Stored data entries
— Begin —
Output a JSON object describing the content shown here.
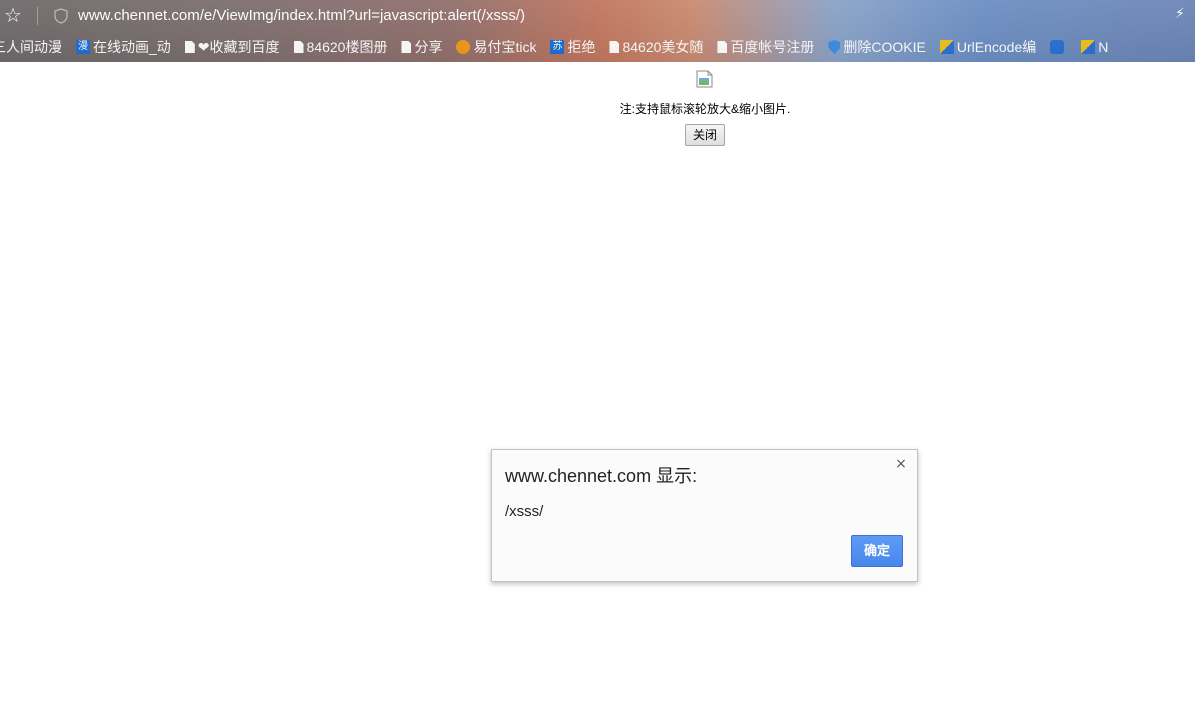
{
  "browser": {
    "url": "www.chennet.com/e/ViewImg/index.html?url=javascript:alert(/xsss/)",
    "bookmarks": [
      {
        "label": "三人间动漫",
        "icon": "none"
      },
      {
        "label": "在线动画_动",
        "icon": "manga-icon"
      },
      {
        "label": "❤收藏到百度",
        "icon": "page-icon"
      },
      {
        "label": "84620楼图册",
        "icon": "page-icon"
      },
      {
        "label": "分享",
        "icon": "page-icon"
      },
      {
        "label": "易付宝tick",
        "icon": "tiger-icon"
      },
      {
        "label": "拒绝",
        "icon": "blue-logo-icon"
      },
      {
        "label": "84620美女随",
        "icon": "page-icon"
      },
      {
        "label": "百度帐号注册",
        "icon": "page-icon"
      },
      {
        "label": "删除COOKIE",
        "icon": "shield-icon"
      },
      {
        "label": "UrlEncode编",
        "icon": "yellow-blue-icon"
      },
      {
        "label": "",
        "icon": "paw-icon"
      },
      {
        "label": "N",
        "icon": "yellow-blue-icon"
      }
    ]
  },
  "page": {
    "note": "注:支持鼠标滚轮放大&缩小图片.",
    "close_button": "关闭"
  },
  "alert": {
    "title": "www.chennet.com 显示:",
    "message": "/xsss/",
    "ok_button": "确定",
    "close_glyph": "×"
  }
}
— End —
Repeat the listing in full and exactly. Do not include any images.

Output a JSON object describing the content shown here.
{
  "browser": {
    "url": "www.chennet.com/e/ViewImg/index.html?url=javascript:alert(/xsss/)",
    "bookmarks": [
      {
        "label": "三人间动漫",
        "icon": "none"
      },
      {
        "label": "在线动画_动",
        "icon": "manga-icon"
      },
      {
        "label": "❤收藏到百度",
        "icon": "page-icon"
      },
      {
        "label": "84620楼图册",
        "icon": "page-icon"
      },
      {
        "label": "分享",
        "icon": "page-icon"
      },
      {
        "label": "易付宝tick",
        "icon": "tiger-icon"
      },
      {
        "label": "拒绝",
        "icon": "blue-logo-icon"
      },
      {
        "label": "84620美女随",
        "icon": "page-icon"
      },
      {
        "label": "百度帐号注册",
        "icon": "page-icon"
      },
      {
        "label": "删除COOKIE",
        "icon": "shield-icon"
      },
      {
        "label": "UrlEncode编",
        "icon": "yellow-blue-icon"
      },
      {
        "label": "",
        "icon": "paw-icon"
      },
      {
        "label": "N",
        "icon": "yellow-blue-icon"
      }
    ]
  },
  "page": {
    "note": "注:支持鼠标滚轮放大&缩小图片.",
    "close_button": "关闭"
  },
  "alert": {
    "title": "www.chennet.com 显示:",
    "message": "/xsss/",
    "ok_button": "确定",
    "close_glyph": "×"
  }
}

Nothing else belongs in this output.